======== RECORDS TO PROCESS ========

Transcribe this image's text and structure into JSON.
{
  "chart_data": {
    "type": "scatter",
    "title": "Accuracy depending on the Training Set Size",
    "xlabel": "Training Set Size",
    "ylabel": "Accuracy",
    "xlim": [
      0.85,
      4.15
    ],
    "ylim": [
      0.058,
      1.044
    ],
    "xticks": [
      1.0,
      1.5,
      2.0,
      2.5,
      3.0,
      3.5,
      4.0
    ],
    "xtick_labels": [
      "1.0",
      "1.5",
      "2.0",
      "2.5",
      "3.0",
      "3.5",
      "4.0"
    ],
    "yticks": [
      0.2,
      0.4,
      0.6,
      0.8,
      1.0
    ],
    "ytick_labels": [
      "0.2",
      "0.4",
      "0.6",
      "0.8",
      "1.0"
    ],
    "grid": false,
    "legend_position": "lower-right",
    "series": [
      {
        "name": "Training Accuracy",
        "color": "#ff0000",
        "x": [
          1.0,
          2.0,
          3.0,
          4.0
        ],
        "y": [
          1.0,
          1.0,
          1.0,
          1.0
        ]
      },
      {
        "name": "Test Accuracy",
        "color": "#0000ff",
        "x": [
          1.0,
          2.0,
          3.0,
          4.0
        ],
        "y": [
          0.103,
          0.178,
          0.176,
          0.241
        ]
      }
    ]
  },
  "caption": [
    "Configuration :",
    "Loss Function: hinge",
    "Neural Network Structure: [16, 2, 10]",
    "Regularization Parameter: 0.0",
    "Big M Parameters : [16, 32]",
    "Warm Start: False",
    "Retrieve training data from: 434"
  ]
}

========
======== RECORDS TO PROCESS ========

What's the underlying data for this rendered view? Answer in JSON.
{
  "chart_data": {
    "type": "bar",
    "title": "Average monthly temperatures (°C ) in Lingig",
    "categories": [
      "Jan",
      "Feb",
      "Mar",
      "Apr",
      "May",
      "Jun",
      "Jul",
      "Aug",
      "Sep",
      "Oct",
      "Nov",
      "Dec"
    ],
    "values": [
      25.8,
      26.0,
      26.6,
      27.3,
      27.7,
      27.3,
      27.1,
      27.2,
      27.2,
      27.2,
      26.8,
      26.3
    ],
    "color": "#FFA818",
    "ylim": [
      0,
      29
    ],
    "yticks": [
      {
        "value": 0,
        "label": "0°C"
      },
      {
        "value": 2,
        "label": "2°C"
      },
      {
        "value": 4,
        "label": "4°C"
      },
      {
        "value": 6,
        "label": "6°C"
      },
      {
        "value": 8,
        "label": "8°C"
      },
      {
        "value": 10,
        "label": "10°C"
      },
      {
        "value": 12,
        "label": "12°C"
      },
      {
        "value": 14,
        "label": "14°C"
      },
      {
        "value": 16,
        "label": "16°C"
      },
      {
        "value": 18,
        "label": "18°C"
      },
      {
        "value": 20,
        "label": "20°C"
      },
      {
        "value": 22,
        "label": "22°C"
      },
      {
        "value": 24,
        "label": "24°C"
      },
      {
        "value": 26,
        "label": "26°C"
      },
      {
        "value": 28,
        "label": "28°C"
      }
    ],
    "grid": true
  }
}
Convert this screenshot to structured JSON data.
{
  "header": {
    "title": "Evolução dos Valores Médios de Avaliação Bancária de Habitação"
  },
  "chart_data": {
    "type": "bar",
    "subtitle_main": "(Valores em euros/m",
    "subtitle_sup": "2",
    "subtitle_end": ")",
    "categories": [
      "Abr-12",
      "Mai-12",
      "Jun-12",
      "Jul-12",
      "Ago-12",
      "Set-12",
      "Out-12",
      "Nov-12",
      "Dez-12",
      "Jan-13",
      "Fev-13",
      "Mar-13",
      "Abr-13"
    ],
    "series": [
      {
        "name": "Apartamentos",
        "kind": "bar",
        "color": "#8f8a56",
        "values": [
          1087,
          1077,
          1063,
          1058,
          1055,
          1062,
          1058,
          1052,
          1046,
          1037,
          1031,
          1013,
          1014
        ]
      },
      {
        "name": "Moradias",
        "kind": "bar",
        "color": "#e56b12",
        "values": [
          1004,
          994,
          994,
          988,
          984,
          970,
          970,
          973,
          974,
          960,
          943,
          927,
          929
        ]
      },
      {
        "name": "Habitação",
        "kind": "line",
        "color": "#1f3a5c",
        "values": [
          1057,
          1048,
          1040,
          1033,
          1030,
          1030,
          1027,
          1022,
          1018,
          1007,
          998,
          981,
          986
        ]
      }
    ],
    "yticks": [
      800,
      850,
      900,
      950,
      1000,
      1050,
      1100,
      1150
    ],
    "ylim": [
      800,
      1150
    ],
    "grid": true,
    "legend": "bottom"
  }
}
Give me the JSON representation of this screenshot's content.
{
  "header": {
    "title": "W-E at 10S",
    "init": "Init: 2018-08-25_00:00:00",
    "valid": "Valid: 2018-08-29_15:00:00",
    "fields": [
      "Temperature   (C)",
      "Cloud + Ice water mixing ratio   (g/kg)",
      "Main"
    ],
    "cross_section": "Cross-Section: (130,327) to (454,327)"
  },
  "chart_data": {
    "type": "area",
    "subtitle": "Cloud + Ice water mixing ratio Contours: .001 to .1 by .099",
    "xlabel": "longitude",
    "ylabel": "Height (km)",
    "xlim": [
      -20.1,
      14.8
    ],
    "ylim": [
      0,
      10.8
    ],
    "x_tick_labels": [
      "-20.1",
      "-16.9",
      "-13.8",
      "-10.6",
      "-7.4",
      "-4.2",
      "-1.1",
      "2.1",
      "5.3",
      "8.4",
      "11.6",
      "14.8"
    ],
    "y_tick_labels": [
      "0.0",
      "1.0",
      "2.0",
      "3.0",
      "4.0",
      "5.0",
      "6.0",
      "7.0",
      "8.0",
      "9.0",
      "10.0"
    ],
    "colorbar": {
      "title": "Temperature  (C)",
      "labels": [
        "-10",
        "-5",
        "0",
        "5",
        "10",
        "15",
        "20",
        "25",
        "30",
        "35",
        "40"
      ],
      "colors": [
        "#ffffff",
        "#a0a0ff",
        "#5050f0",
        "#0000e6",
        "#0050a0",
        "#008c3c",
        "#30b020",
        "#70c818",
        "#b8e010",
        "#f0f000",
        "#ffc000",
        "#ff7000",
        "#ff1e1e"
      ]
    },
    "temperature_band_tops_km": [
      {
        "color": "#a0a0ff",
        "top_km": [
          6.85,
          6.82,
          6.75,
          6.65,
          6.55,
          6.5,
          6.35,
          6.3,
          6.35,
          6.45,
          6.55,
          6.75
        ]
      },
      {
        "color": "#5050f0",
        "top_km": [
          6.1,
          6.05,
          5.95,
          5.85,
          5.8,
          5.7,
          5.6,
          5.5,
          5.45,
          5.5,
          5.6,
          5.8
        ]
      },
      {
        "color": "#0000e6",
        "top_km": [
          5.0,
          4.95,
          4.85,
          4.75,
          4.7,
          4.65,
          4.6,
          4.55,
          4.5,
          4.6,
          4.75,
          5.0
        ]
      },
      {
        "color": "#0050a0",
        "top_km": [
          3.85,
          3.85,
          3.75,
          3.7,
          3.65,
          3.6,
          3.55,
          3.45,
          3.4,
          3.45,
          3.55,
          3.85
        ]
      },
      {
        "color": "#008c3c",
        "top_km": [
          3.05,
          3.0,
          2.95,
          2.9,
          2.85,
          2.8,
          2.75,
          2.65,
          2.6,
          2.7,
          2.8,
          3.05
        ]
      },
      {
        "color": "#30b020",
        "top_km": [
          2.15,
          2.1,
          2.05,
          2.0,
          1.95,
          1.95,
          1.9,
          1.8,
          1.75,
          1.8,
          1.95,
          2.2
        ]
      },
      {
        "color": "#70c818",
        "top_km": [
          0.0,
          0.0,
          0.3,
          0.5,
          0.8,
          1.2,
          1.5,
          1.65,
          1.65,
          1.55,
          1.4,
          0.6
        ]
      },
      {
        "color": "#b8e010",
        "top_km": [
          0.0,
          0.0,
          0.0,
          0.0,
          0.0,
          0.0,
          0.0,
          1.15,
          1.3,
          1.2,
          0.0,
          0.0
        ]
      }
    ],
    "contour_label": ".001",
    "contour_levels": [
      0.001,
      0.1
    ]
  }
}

========

__GOAL__
Determine how many lines include the string "name". Give no answer but the number.

__RESPONSE FOR THIS EXERCISE__
5